[Figure contents as structured data]
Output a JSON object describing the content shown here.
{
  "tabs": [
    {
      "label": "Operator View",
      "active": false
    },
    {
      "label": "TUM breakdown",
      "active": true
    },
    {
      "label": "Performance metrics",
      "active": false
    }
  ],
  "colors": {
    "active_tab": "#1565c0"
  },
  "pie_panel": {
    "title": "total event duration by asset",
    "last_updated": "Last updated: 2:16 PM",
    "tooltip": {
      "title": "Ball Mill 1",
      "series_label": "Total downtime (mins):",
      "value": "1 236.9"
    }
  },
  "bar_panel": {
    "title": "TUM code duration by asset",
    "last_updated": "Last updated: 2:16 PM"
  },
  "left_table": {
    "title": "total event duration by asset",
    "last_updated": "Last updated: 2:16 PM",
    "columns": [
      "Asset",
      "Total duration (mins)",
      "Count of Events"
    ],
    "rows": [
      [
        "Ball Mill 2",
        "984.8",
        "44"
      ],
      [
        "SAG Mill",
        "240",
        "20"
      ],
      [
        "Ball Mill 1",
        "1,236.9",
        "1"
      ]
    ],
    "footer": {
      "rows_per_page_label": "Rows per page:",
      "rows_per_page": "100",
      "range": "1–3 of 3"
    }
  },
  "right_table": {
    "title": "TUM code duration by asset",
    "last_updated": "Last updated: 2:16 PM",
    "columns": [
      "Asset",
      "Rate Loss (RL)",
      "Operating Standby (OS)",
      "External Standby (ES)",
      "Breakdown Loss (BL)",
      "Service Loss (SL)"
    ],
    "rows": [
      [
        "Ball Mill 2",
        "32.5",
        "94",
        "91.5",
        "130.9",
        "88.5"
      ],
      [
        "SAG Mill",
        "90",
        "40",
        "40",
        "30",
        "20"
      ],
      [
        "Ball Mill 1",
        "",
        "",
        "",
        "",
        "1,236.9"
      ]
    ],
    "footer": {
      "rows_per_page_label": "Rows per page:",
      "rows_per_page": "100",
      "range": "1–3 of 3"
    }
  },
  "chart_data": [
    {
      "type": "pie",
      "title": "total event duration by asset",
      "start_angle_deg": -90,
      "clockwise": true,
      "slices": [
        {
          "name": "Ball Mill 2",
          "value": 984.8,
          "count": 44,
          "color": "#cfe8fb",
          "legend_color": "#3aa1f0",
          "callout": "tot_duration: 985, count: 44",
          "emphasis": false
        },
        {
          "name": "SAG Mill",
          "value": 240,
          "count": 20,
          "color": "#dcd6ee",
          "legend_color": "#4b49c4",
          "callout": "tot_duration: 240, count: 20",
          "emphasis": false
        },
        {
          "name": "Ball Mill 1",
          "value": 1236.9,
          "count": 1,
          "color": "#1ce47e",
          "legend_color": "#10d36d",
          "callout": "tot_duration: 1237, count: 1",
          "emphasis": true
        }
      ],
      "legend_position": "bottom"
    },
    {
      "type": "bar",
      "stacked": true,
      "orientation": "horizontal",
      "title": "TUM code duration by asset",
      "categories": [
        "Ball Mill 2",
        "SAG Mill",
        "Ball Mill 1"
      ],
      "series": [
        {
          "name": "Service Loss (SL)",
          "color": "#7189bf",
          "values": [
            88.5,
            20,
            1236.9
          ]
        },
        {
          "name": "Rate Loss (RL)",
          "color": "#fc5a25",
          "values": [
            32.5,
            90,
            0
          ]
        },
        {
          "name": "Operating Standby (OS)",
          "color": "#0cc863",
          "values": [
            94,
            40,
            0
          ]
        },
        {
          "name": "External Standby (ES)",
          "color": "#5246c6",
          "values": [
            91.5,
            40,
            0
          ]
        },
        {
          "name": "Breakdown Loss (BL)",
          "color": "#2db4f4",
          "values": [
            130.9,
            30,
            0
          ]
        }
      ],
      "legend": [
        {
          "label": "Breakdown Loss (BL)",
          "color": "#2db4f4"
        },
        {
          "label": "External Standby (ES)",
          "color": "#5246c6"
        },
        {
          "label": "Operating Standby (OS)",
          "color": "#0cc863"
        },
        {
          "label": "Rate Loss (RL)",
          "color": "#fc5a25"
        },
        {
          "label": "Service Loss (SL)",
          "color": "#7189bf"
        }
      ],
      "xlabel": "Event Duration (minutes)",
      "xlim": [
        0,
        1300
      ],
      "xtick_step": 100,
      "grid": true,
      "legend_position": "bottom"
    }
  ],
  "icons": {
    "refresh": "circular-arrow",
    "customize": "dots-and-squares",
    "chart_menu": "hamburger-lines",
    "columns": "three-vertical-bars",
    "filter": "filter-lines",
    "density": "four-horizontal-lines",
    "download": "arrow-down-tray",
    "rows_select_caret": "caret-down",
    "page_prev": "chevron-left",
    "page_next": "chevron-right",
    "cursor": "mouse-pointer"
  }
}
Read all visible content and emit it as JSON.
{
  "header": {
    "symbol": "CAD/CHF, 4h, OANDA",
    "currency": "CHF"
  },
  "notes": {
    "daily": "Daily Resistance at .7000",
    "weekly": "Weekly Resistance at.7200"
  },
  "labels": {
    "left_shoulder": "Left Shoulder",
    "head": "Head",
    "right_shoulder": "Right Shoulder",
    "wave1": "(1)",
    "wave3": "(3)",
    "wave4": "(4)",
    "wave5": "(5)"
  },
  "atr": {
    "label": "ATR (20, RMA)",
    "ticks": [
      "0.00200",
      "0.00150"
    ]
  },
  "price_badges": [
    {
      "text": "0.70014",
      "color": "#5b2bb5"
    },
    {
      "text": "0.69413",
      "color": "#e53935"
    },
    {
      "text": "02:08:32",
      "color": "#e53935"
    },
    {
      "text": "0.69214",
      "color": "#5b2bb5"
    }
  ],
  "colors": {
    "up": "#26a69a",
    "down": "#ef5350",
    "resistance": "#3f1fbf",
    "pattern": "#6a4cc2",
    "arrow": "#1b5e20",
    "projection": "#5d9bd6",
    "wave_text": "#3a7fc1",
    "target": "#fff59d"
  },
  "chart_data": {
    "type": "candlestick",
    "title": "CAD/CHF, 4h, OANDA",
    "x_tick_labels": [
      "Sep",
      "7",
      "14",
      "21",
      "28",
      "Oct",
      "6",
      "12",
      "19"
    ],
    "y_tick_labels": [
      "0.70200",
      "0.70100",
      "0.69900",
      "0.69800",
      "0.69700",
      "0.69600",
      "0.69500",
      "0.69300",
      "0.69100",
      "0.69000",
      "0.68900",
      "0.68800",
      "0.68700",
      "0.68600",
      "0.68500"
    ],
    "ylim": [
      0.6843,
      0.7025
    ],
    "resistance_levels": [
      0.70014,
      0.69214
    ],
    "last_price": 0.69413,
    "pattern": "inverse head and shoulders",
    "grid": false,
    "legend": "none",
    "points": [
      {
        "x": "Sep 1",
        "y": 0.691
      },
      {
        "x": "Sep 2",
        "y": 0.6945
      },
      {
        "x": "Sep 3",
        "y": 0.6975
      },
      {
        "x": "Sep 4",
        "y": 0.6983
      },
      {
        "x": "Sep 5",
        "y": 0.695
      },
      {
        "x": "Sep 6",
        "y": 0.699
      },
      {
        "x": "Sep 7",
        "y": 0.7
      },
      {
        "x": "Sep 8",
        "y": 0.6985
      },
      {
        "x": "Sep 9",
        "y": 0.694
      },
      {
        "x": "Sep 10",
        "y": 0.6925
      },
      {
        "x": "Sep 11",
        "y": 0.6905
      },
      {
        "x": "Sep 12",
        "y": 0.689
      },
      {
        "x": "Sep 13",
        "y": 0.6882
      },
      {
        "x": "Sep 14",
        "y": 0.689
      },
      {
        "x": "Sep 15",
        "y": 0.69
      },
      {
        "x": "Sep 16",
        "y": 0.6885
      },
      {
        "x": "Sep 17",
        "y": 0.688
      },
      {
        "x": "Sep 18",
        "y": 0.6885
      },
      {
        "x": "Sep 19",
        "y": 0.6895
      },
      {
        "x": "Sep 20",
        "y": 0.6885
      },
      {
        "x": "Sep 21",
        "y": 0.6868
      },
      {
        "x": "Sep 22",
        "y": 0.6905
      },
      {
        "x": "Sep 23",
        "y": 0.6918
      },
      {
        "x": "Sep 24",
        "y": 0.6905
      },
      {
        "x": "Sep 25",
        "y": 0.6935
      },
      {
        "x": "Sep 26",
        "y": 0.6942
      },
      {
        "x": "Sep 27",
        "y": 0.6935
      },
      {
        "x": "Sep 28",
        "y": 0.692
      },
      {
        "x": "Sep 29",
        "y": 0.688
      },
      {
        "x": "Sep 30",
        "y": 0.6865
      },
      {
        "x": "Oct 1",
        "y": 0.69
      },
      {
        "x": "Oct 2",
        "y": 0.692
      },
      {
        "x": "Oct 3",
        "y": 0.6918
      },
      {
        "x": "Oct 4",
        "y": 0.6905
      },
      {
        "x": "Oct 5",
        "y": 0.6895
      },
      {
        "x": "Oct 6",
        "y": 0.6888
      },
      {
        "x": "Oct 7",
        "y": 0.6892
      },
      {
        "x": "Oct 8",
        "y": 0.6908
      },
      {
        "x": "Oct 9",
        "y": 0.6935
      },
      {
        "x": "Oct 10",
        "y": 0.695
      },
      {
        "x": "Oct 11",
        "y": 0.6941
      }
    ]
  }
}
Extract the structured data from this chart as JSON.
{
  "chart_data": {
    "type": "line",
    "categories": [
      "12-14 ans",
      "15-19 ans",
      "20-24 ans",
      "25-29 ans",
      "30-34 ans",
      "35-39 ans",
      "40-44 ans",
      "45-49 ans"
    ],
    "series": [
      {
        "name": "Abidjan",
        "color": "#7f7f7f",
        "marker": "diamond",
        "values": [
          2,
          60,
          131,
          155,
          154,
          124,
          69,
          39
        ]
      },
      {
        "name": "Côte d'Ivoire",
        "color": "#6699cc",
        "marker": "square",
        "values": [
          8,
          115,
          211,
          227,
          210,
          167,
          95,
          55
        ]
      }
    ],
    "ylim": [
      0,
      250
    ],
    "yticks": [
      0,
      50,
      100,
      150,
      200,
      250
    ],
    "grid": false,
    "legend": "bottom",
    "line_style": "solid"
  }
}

• **Exercise prompt**: Retype only the lines running from the line with "Extract the structured" to the end of the listing, including both of those lines.

• **Written answer**:
Extract the structured data from this chart as JSON.
{
  "chart_data": {
    "type": "line",
    "categories": [
      "12-14 ans",
      "15-19 ans",
      "20-24 ans",
      "25-29 ans",
      "30-34 ans",
      "35-39 ans",
      "40-44 ans",
      "45-49 ans"
    ],
    "series": [
      {
        "name": "Abidjan",
        "color": "#7f7f7f",
        "marker": "diamond",
        "values": [
          2,
          60,
          131,
          155,
          154,
          124,
          69,
          39
        ]
      },
      {
        "name": "Côte d'Ivoire",
        "color": "#6699cc",
        "marker": "square",
        "values": [
          8,
          115,
          211,
          227,
          210,
          167,
          95,
          55
        ]
      }
    ],
    "ylim": [
      0,
      250
    ],
    "yticks": [
      0,
      50,
      100,
      150,
      200,
      250
    ],
    "grid": false,
    "legend": "bottom",
    "line_style": "solid"
  }
}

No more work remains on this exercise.